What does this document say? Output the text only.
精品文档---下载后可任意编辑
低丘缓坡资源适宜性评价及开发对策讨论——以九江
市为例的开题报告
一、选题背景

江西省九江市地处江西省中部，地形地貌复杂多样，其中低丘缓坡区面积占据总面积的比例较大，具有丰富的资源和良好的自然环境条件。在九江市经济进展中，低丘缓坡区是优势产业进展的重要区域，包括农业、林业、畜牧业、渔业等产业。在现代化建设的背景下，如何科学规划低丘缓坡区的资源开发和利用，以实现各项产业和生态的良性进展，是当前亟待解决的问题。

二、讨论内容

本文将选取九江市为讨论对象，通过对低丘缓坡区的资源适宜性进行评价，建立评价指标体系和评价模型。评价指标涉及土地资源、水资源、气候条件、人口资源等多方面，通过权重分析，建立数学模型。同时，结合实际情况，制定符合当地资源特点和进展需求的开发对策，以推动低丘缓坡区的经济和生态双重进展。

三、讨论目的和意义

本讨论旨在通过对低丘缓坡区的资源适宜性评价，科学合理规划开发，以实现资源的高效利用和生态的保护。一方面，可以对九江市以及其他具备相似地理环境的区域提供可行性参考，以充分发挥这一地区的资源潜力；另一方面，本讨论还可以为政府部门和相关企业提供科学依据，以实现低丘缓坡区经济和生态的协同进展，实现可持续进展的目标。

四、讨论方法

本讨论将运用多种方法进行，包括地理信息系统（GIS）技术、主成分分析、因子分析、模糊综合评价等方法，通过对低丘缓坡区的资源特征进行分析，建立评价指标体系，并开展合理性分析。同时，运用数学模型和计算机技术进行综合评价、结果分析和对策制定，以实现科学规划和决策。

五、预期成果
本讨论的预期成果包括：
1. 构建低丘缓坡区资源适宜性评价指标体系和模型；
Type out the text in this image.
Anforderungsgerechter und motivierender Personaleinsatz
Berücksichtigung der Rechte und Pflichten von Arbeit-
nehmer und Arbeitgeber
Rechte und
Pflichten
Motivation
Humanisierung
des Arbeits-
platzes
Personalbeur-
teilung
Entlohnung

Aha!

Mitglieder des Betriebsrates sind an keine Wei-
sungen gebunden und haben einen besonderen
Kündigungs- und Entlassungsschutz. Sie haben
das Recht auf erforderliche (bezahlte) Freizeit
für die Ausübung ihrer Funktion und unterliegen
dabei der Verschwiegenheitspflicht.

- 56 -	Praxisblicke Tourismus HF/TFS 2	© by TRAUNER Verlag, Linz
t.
____________________
AIM:
Gather every line from the listing above in which "text" appears, and copy those lines.

FULL RESPONSE:
What does this document say? Output the text only.
Type out the text in this image.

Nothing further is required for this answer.